(TASK TO CARRY OUT) Output every entry exactly as written.
-- BEGIN PROVIDED RECORDS --
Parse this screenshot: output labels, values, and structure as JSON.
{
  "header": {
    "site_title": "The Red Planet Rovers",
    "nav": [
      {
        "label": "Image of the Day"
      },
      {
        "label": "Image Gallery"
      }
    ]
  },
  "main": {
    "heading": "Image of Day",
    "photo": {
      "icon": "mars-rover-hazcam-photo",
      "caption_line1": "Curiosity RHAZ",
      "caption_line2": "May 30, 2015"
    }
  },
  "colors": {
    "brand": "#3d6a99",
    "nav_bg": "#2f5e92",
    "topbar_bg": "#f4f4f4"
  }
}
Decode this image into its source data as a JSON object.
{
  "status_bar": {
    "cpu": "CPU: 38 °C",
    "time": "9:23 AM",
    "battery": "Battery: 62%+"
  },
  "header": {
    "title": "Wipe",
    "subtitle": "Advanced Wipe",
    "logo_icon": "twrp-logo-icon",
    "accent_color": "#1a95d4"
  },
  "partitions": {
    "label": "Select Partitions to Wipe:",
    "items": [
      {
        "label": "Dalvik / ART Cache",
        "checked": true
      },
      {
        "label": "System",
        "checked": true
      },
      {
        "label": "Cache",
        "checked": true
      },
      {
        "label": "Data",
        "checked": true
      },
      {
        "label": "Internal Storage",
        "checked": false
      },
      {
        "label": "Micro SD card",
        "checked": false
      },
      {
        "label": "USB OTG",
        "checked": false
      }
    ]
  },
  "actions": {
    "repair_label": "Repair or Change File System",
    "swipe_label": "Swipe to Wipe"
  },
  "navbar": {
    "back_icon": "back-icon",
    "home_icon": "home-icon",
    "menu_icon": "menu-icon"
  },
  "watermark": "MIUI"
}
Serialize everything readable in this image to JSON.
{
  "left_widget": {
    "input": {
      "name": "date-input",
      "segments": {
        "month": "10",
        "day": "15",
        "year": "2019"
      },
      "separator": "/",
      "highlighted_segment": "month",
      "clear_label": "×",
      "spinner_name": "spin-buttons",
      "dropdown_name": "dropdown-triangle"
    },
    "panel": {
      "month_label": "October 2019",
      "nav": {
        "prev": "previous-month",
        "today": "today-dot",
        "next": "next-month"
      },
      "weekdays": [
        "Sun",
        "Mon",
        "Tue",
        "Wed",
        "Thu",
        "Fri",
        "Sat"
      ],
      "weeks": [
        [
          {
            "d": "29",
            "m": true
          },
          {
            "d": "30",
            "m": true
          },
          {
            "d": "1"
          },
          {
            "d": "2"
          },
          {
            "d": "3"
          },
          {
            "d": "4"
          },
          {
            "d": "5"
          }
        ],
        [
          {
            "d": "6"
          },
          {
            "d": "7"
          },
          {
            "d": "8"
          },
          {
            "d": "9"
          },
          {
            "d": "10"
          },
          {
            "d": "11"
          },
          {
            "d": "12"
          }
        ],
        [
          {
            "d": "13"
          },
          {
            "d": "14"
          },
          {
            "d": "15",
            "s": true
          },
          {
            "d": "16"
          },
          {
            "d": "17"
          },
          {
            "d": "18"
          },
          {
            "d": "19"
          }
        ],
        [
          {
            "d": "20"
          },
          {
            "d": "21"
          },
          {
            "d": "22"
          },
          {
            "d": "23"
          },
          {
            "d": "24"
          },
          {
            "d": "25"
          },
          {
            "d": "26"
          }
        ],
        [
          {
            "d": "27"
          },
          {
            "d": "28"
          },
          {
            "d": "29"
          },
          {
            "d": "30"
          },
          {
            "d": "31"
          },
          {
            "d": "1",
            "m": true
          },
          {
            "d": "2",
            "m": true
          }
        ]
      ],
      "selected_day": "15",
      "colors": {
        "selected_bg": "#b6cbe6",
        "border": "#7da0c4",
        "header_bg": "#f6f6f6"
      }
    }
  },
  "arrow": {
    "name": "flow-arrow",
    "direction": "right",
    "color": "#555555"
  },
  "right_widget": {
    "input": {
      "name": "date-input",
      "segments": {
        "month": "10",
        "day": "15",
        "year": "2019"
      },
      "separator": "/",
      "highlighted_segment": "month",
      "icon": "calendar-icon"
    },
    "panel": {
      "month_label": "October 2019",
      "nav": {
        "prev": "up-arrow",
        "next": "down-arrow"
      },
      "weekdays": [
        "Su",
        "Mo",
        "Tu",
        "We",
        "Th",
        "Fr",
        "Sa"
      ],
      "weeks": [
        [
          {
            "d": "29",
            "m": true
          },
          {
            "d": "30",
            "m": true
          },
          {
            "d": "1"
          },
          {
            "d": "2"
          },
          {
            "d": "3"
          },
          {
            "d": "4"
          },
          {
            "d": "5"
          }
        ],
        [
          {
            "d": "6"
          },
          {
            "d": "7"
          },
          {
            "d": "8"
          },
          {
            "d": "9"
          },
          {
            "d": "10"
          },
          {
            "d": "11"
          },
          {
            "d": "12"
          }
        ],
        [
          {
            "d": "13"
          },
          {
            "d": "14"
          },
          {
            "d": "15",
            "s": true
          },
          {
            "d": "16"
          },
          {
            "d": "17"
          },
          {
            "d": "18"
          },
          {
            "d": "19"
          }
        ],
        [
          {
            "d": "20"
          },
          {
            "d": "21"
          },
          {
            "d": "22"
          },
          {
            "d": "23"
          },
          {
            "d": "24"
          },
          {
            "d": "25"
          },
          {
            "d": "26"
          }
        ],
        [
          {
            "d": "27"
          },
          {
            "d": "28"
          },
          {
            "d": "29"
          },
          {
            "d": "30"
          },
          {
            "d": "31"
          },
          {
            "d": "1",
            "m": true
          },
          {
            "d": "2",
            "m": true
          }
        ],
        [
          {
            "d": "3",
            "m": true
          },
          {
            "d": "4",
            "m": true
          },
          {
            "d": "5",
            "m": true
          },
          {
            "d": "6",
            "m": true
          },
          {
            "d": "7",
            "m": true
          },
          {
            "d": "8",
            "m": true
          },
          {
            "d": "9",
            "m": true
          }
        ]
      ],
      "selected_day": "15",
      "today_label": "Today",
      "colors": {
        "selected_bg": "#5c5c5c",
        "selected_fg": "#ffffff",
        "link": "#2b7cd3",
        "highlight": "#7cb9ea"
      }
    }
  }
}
-- END PROVIDED RECORDS --
(ANSWER)
Parse this screenshot: output labels, values, and structure as JSON.
{
  "header": {
    "site_title": "The Red Planet Rovers",
    "nav": [
      {
        "label": "Image of the Day"
      },
      {
        "label": "Image Gallery"
      }
    ]
  },
  "main": {
    "heading": "Image of Day",
    "photo": {
      "icon": "mars-rover-hazcam-photo",
      "caption_line1": "Curiosity RHAZ",
      "caption_line2": "May 30, 2015"
    }
  },
  "colors": {
    "brand": "#3d6a99",
    "nav_bg": "#2f5e92",
    "topbar_bg": "#f4f4f4"
  }
}
Decode this image into its source data as a JSON object.
{
  "status_bar": {
    "cpu": "CPU: 38 °C",
    "time": "9:23 AM",
    "battery": "Battery: 62%+"
  },
  "header": {
    "title": "Wipe",
    "subtitle": "Advanced Wipe",
    "logo_icon": "twrp-logo-icon",
    "accent_color": "#1a95d4"
  },
  "partitions": {
    "label": "Select Partitions to Wipe:",
    "items": [
      {
        "label": "Dalvik / ART Cache",
        "checked": true
      },
      {
        "label": "System",
        "checked": true
      },
      {
        "label": "Cache",
        "checked": true
      },
      {
        "label": "Data",
        "checked": true
      },
      {
        "label": "Internal Storage",
        "checked": false
      },
      {
        "label": "Micro SD card",
        "checked": false
      },
      {
        "label": "USB OTG",
        "checked": false
      }
    ]
  },
  "actions": {
    "repair_label": "Repair or Change File System",
    "swipe_label": "Swipe to Wipe"
  },
  "navbar": {
    "back_icon": "back-icon",
    "home_icon": "home-icon",
    "menu_icon": "menu-icon"
  },
  "watermark": "MIUI"
}
Serialize everything readable in this image to JSON.
{
  "left_widget": {
    "input": {
      "name": "date-input",
      "segments": {
        "month": "10",
        "day": "15",
        "year": "2019"
      },
      "separator": "/",
      "highlighted_segment": "month",
      "clear_label": "×",
      "spinner_name": "spin-buttons",
      "dropdown_name": "dropdown-triangle"
    },
    "panel": {
      "month_label": "October 2019",
      "nav": {
        "prev": "previous-month",
        "today": "today-dot",
        "next": "next-month"
      },
      "weekdays": [
        "Sun",
        "Mon",
        "Tue",
        "Wed",
        "Thu",
        "Fri",
        "Sat"
      ],
      "weeks": [
        [
          {
            "d": "29",
            "m": true
          },
          {
            "d": "30",
            "m": true
          },
          {
            "d": "1"
          },
          {
            "d": "2"
          },
          {
            "d": "3"
          },
          {
            "d": "4"
          },
          {
            "d": "5"
          }
        ],
        [
          {
            "d": "6"
          },
          {
            "d": "7"
          },
          {
            "d": "8"
          },
          {
            "d": "9"
          },
          {
            "d": "10"
          },
          {
            "d": "11"
          },
          {
            "d": "12"
          }
        ],
        [
          {
            "d": "13"
          },
          {
            "d": "14"
          },
          {
            "d": "15",
            "s": true
          },
          {
            "d": "16"
          },
          {
            "d": "17"
          },
          {
            "d": "18"
          },
          {
            "d": "19"
          }
        ],
        [
          {
            "d": "20"
          },
          {
            "d": "21"
          },
          {
            "d": "22"
          },
          {
            "d": "23"
          },
          {
            "d": "24"
          },
          {
            "d": "25"
          },
          {
            "d": "26"
          }
        ],
        [
          {
            "d": "27"
          },
          {
            "d": "28"
          },
          {
            "d": "29"
          },
          {
            "d": "30"
          },
          {
            "d": "31"
          },
          {
            "d": "1",
            "m": true
          },
          {
            "d": "2",
            "m": true
          }
        ]
      ],
      "selected_day": "15",
      "colors": {
        "selected_bg": "#b6cbe6",
        "border": "#7da0c4",
        "header_bg": "#f6f6f6"
      }
    }
  },
  "arrow": {
    "name": "flow-arrow",
    "direction": "right",
    "color": "#555555"
  },
  "right_widget": {
    "input": {
      "name": "date-input",
      "segments": {
        "month": "10",
        "day": "15",
        "year": "2019"
      },
      "separator": "/",
      "highlighted_segment": "month",
      "icon": "calendar-icon"
    },
    "panel": {
      "month_label": "October 2019",
      "nav": {
        "prev": "up-arrow",
        "next": "down-arrow"
      },
      "weekdays": [
        "Su",
        "Mo",
        "Tu",
        "We",
        "Th",
        "Fr",
        "Sa"
      ],
      "weeks": [
        [
          {
            "d": "29",
            "m": true
          },
          {
            "d": "30",
            "m": true
          },
          {
            "d": "1"
          },
          {
            "d": "2"
          },
          {
            "d": "3"
          },
          {
            "d": "4"
          },
          {
            "d": "5"
          }
        ],
        [
          {
            "d": "6"
          },
          {
            "d": "7"
          },
          {
            "d": "8"
          },
          {
            "d": "9"
          },
          {
            "d": "10"
          },
          {
            "d": "11"
          },
          {
            "d": "12"
          }
        ],
        [
          {
            "d": "13"
          },
          {
            "d": "14"
          },
          {
            "d": "15",
            "s": true
          },
          {
            "d": "16"
          },
          {
            "d": "17"
          },
          {
            "d": "18"
          },
          {
            "d": "19"
          }
        ],
        [
          {
            "d": "20"
          },
          {
            "d": "21"
          },
          {
            "d": "22"
          },
          {
            "d": "23"
          },
          {
            "d": "24"
          },
          {
            "d": "25"
          },
          {
            "d": "26"
          }
        ],
        [
          {
            "d": "27"
          },
          {
            "d": "28"
          },
          {
            "d": "29"
          },
          {
            "d": "30"
          },
          {
            "d": "31"
          },
          {
            "d": "1",
            "m": true
          },
          {
            "d": "2",
            "m": true
          }
        ],
        [
          {
            "d": "3",
            "m": true
          },
          {
            "d": "4",
            "m": true
          },
          {
            "d": "5",
            "m": true
          },
          {
            "d": "6",
            "m": true
          },
          {
            "d": "7",
            "m": true
          },
          {
            "d": "8",
            "m": true
          },
          {
            "d": "9",
            "m": true
          }
        ]
      ],
      "selected_day": "15",
      "today_label": "Today",
      "colors": {
        "selected_bg": "#5c5c5c",
        "selected_fg": "#ffffff",
        "link": "#2b7cd3",
        "highlight": "#7cb9ea"
      }
    }
  }
}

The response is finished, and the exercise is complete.